» Figure content listings:
▼

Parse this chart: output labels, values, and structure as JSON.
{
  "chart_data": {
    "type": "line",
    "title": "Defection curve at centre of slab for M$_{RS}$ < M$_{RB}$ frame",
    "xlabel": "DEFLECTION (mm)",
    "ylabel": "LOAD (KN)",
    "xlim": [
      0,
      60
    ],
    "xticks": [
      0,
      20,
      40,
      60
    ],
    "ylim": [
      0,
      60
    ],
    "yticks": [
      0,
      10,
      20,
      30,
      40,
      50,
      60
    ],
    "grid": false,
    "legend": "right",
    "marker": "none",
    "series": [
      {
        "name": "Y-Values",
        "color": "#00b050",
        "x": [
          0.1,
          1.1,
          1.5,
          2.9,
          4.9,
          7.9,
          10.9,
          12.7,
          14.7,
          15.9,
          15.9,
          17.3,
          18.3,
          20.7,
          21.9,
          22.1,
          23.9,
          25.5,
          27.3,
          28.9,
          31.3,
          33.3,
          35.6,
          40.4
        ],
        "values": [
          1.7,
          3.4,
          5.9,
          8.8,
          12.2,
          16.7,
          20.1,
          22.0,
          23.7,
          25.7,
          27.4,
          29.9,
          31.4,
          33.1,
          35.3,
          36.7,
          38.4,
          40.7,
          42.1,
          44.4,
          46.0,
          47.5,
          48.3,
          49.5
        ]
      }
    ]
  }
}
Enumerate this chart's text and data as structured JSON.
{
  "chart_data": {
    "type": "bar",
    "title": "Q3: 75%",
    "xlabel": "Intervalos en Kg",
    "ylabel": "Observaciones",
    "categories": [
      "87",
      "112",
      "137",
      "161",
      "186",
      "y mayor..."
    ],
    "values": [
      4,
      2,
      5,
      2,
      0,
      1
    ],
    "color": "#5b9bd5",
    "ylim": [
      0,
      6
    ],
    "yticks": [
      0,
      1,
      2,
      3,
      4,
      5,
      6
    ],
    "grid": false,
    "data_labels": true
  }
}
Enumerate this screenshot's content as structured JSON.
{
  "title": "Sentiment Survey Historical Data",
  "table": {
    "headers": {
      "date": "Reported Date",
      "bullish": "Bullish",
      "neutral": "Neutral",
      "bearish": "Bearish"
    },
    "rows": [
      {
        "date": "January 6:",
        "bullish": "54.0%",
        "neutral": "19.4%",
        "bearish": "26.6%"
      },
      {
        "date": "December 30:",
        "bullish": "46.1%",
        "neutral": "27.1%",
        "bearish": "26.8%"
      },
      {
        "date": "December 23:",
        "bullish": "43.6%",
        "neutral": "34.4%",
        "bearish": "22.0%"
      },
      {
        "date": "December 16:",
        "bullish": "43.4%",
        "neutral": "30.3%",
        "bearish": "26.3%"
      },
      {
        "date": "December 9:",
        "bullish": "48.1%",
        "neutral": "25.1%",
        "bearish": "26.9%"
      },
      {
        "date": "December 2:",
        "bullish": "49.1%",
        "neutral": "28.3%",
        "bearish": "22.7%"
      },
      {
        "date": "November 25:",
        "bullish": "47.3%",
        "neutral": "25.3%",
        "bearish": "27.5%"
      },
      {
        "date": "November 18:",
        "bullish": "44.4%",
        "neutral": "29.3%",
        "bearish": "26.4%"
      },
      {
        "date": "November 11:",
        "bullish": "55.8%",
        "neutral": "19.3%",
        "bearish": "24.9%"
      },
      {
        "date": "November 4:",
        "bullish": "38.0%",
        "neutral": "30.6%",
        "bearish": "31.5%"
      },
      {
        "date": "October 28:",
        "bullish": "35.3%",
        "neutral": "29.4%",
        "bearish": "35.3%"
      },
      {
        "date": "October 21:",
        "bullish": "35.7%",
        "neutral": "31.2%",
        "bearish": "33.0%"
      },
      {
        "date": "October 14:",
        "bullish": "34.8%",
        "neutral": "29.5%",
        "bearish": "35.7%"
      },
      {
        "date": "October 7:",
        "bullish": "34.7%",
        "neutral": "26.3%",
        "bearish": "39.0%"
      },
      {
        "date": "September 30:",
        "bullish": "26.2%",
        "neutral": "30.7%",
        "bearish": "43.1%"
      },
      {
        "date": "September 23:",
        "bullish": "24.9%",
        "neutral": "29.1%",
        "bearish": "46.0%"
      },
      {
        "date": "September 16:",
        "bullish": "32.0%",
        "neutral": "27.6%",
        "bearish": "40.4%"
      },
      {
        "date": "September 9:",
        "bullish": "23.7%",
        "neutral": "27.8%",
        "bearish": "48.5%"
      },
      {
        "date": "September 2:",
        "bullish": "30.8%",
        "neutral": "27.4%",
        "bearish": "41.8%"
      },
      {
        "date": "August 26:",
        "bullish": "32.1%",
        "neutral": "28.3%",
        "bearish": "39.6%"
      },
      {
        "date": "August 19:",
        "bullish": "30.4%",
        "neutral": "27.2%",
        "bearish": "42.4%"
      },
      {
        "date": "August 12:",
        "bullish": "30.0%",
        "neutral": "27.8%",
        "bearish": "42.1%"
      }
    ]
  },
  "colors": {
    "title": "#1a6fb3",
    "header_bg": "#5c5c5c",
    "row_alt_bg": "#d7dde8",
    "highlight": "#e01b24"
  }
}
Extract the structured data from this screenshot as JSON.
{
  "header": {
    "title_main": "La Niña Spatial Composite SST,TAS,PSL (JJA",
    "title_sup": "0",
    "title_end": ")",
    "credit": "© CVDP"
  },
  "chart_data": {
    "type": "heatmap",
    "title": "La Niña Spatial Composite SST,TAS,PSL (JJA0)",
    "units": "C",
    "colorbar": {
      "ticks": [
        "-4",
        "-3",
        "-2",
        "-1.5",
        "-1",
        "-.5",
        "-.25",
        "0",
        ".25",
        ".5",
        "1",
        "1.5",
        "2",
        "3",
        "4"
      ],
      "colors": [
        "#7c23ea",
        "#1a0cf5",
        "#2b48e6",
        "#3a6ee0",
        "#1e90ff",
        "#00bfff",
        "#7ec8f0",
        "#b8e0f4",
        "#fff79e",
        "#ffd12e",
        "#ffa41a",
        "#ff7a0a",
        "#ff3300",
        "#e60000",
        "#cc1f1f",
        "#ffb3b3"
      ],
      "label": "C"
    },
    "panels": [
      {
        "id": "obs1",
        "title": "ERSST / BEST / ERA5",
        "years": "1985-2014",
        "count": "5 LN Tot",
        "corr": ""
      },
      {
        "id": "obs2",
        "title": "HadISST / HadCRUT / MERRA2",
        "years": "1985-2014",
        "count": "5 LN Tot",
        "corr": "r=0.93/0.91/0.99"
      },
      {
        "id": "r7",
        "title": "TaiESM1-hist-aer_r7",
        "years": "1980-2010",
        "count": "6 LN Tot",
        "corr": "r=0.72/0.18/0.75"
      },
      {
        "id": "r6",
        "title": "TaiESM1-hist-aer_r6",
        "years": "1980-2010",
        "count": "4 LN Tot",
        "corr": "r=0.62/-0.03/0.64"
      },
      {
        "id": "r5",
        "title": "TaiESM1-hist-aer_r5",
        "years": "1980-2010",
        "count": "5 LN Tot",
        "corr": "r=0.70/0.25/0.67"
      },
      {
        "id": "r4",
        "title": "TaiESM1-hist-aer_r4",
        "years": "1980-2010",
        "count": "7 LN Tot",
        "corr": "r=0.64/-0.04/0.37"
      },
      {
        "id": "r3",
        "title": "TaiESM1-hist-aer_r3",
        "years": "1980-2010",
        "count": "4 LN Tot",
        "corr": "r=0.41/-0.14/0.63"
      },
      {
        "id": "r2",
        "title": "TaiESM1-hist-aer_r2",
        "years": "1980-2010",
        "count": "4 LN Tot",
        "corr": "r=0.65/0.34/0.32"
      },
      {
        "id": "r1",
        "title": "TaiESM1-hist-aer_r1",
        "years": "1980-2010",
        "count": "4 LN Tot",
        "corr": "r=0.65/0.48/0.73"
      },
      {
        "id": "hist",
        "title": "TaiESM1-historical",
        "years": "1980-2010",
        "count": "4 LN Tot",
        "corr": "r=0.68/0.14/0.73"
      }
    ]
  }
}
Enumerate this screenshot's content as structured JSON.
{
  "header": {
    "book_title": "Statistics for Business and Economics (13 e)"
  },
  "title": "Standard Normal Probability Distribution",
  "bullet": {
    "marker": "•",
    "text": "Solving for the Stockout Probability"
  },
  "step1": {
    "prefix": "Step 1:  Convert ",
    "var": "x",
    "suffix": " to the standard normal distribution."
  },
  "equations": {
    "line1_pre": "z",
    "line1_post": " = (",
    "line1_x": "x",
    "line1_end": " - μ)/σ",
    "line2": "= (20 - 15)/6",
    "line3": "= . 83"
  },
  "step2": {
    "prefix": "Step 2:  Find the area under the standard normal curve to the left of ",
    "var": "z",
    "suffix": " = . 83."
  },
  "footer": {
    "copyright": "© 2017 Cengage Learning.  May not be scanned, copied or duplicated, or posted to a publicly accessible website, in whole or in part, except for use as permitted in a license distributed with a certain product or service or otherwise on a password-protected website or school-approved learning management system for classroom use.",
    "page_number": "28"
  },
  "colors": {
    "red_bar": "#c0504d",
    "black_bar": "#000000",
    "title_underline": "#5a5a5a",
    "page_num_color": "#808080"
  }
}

▲

» Written exercise: Your answer should be a single number: the count of lines that contain "curve".

» Result of the exercise: 2